Directions for this task:
When a line in the entries contains the word "percusión", copy that line in full.
Start of Data records
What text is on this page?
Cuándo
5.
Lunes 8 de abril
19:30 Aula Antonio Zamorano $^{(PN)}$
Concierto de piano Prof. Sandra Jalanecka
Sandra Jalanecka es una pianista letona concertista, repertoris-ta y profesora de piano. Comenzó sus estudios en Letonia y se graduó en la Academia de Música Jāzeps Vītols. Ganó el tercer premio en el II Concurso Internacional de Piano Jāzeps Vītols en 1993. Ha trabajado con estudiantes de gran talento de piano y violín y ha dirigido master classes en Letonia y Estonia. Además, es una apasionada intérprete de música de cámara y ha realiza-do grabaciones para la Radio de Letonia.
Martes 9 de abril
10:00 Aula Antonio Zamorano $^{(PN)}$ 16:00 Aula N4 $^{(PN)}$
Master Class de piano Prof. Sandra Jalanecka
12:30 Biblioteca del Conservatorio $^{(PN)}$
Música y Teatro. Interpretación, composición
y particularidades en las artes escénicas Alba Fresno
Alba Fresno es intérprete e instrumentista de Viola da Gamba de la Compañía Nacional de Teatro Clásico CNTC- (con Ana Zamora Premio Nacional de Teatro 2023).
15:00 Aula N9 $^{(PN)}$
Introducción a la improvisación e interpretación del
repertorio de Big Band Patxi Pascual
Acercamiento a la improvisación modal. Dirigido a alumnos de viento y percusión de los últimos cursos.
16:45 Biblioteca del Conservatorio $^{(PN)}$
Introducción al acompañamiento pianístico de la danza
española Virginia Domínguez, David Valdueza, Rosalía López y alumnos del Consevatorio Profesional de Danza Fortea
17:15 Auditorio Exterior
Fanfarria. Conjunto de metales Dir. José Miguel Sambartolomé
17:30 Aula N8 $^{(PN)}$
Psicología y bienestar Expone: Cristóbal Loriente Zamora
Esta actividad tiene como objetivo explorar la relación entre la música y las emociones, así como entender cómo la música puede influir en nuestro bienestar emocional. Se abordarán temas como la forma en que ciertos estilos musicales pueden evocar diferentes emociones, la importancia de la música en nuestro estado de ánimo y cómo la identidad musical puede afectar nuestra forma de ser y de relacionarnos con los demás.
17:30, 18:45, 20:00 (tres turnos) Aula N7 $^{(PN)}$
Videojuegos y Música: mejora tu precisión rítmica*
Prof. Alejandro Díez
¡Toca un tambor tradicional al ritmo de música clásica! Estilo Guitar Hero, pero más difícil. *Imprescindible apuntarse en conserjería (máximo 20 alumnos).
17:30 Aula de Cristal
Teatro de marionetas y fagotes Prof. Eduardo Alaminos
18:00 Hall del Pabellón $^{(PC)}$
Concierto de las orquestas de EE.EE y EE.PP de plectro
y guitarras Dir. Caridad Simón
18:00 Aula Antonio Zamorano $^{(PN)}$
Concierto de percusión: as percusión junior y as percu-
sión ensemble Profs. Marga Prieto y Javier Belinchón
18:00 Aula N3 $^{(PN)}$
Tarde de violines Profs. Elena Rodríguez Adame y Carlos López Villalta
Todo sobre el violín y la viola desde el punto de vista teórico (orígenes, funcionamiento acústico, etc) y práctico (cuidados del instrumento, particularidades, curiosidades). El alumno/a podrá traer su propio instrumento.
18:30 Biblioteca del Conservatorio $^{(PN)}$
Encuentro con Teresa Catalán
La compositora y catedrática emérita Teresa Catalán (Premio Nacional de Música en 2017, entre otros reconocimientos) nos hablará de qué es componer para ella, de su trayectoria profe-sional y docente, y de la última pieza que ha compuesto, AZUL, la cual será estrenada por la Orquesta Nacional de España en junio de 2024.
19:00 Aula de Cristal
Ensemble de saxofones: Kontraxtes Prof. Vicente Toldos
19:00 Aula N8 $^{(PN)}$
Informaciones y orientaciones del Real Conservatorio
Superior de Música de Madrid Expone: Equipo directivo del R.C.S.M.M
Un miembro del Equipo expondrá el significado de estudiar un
End of Data records
Finished task:
Acercamiento a la improvisación modal. Dirigido a alumnos de viento y percusión de los últimos cursos.
Concierto de percusión: as percusión junior y as percu-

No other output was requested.